Passage provided section start

Elimia bellacrenata
- Conservation status: Critically Endangered (IUCN 3.1)

Scientific classification
- Kingdom: Animalia
- Phylum: Mollusca
- Class: Gastropoda
- Subclass: Caenogastropoda
- Order: incertae sedis
- Family: Pleuroceridae
- Genus: Elimia
- Species: E. bellacrenata
- Binomial name: Elimia bellacrenata Haldeman, 1842

= Elimia bellacrenata =

- Genus: Elimia
- Species: bellacrenata
- Authority: Haldeman, 1842
- Conservation status: CR

Species of freshwater snail

Elimia bellacrenata, the princess elimia, is a brown freshwater snail species belonging to the family Pleuroceridae. E. bellacrenata is a gastropod mollusk, characterized by its operculum, and is found in North American freshwater environments.

== Description ==
Elimia bellacrenata has an elongate, high-spired shell with multiple tightly coiled whorls that taper to a pointed apex. The shell is typically dark brown to black, though some individuals can appear lighter brown. Most Elimia species are small freshwater snails with shells typically about 1–2 cm in length.

Passage provided section end

**To do**.
[A] Using the entry on Elimia bellacrenata, decide whether each statement agrees with it: (i) the princess elimia belongs to the family Pleuroceridae; (ii) its shell is short and flat-spired; (iii) its conservation status is Endangered. Answer yes or no for each and quote the deciding words.
[B] According to the entry on Elimia bellacrenata, what color is the shell typically?

Material shown section start

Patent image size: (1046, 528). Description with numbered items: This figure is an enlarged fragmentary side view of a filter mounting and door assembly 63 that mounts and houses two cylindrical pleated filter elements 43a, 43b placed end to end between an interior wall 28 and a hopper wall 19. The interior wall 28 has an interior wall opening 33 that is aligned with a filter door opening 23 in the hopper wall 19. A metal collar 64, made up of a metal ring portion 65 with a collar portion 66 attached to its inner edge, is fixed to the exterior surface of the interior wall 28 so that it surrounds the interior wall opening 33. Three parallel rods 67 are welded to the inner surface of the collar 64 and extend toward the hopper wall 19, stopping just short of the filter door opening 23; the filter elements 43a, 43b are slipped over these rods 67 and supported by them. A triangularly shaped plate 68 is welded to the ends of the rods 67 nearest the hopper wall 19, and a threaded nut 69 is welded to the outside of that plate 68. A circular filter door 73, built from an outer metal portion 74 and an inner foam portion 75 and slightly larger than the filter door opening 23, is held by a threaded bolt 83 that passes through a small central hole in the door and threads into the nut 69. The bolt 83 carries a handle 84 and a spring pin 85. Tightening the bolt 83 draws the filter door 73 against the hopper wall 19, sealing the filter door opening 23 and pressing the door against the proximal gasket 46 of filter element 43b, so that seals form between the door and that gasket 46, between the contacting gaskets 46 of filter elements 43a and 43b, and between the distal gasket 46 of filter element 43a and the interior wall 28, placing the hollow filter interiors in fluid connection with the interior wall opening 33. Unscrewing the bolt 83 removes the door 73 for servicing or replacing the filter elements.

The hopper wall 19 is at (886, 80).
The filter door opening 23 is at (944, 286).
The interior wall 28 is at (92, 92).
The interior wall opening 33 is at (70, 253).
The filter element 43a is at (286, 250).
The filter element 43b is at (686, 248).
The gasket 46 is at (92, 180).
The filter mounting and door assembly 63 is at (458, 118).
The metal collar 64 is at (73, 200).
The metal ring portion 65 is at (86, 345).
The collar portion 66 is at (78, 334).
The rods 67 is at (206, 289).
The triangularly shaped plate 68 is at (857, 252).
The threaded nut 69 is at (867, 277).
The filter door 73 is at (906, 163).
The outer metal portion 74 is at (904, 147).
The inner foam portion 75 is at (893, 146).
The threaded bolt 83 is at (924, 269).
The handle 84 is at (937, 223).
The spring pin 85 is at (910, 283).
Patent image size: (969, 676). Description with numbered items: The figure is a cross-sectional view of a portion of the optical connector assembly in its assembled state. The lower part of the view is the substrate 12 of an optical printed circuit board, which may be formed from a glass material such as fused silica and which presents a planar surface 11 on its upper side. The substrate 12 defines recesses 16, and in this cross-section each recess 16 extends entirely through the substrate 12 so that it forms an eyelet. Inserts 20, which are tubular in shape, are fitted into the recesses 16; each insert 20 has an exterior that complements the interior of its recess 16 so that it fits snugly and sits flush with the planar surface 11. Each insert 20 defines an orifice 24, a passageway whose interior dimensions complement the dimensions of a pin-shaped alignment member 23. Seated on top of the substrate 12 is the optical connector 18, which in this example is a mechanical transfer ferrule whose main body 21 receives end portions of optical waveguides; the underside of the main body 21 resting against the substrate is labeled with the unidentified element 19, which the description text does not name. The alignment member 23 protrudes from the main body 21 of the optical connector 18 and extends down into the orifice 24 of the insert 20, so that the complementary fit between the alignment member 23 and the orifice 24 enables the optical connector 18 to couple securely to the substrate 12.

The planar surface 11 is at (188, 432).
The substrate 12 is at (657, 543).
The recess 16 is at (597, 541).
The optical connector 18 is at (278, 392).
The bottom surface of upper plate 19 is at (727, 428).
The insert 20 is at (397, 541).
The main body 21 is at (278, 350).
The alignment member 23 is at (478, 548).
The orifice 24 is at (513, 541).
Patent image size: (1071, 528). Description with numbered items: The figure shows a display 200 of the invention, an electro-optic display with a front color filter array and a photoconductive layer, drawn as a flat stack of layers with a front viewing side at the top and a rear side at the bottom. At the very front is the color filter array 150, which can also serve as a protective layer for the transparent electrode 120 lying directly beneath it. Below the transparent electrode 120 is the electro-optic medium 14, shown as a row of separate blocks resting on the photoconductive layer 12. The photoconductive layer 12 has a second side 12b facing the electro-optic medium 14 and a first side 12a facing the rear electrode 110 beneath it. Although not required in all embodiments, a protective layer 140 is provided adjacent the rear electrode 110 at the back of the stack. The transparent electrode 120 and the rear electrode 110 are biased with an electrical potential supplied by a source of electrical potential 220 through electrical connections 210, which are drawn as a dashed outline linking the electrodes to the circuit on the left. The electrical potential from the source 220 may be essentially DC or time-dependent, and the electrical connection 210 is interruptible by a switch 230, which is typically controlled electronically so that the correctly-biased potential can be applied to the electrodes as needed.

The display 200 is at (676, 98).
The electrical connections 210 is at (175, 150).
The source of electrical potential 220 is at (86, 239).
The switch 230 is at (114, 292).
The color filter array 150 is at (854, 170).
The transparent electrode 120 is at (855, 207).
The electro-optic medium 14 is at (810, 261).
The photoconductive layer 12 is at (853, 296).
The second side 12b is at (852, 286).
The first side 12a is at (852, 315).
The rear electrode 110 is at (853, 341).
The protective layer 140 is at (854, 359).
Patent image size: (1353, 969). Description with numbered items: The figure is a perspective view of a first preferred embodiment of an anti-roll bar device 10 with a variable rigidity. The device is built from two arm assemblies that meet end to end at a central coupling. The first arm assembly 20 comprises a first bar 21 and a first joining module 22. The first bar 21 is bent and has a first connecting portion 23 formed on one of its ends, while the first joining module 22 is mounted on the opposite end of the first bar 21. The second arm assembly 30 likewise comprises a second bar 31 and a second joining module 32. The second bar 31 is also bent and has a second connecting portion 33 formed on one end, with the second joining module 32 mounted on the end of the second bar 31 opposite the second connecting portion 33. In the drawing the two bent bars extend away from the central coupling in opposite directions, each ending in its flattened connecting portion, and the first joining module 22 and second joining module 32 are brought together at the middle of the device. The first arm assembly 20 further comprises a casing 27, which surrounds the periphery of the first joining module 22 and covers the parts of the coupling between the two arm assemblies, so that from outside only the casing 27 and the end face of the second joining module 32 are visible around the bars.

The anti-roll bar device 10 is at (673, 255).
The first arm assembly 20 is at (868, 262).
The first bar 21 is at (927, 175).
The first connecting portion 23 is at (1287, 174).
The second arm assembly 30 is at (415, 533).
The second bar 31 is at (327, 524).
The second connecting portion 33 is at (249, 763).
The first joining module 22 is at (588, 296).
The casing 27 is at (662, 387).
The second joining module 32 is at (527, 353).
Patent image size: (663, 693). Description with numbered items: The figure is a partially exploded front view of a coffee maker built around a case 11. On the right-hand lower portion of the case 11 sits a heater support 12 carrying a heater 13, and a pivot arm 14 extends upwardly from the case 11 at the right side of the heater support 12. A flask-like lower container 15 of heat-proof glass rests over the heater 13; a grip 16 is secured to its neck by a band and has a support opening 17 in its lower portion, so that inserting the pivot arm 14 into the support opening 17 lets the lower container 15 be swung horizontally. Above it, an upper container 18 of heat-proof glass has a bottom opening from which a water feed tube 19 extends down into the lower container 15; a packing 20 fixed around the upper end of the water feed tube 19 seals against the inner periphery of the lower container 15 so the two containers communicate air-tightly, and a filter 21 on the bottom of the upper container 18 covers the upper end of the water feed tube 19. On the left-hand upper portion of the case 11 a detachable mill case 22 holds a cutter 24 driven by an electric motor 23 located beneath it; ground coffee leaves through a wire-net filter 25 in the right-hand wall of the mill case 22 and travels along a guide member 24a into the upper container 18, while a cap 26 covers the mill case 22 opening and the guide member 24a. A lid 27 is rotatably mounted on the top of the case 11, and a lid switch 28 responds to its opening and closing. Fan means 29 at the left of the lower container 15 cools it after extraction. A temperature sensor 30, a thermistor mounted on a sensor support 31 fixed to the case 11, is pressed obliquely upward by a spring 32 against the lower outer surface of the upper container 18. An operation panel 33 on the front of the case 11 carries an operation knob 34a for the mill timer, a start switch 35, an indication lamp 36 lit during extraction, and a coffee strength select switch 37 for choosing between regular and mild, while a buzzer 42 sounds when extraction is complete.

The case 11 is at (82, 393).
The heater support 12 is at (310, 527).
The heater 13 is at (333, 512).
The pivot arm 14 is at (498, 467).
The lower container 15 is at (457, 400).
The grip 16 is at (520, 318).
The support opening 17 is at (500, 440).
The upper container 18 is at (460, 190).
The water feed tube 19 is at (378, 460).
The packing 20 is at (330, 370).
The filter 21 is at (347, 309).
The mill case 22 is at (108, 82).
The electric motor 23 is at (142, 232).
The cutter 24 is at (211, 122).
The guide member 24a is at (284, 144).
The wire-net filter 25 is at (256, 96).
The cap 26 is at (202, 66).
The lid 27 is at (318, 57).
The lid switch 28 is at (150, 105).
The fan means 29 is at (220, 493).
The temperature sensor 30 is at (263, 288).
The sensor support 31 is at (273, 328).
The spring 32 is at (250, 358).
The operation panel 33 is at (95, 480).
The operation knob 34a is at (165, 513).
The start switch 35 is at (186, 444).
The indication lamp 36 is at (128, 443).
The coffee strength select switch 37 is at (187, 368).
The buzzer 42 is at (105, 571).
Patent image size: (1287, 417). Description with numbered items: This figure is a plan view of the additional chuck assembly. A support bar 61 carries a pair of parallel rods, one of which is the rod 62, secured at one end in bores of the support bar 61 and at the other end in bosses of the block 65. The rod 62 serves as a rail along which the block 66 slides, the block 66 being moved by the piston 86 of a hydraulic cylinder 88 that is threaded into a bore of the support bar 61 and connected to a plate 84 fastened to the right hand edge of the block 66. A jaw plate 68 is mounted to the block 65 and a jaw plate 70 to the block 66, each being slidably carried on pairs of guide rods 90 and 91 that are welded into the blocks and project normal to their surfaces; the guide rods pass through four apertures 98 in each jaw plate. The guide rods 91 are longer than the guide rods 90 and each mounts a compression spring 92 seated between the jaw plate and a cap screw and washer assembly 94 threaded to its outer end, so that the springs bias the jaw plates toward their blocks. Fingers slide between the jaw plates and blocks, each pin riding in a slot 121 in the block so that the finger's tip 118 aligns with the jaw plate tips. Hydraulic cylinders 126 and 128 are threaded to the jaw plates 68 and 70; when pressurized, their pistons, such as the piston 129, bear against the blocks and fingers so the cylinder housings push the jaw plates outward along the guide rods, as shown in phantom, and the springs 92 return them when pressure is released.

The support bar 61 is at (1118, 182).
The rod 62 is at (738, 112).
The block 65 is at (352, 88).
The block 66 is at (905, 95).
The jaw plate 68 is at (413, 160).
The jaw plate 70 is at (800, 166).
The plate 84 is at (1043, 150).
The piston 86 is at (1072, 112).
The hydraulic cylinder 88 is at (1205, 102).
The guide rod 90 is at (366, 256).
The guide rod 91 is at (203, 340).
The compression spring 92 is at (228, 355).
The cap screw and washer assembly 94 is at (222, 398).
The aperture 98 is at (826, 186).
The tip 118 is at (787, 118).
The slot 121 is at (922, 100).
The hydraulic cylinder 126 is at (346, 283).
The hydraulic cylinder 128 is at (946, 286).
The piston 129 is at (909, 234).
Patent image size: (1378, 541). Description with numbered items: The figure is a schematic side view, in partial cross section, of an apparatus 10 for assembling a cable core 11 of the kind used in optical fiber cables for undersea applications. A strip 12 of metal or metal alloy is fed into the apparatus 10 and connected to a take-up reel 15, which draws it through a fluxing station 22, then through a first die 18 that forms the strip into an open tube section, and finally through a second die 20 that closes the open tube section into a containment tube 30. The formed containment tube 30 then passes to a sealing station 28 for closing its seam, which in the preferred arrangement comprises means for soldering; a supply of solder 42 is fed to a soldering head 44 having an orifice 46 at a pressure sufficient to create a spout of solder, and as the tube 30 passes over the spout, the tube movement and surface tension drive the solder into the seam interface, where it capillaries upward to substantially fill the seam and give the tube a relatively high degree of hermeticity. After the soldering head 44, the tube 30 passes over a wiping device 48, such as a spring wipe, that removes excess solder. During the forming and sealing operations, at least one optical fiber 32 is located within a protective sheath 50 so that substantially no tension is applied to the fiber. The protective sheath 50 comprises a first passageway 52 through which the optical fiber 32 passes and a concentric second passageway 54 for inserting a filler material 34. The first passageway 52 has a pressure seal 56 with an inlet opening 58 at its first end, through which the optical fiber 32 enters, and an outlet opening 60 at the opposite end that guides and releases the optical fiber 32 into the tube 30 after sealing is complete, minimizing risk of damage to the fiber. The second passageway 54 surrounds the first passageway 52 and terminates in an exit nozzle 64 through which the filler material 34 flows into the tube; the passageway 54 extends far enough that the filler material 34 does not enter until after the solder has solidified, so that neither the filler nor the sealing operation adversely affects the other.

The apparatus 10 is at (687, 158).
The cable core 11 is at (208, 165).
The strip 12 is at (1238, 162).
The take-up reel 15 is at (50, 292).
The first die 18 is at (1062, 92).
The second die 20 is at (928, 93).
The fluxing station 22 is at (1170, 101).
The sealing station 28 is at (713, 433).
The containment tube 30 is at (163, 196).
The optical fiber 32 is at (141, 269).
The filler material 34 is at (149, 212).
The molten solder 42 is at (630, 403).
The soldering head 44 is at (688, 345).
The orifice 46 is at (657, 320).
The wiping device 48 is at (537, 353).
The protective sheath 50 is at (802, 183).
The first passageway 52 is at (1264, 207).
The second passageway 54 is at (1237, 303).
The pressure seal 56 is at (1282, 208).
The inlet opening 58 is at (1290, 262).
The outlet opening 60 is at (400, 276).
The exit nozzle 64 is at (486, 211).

Material shown section end

**Results for each task**.
[A]
(i) Yes: "belonging to the family Pleuroceridae"
(ii) No: "an elongate, high-spired shell"
(iii) No: "Critically Endangered (IUCN 3.1)"

[B] Dark brown to black.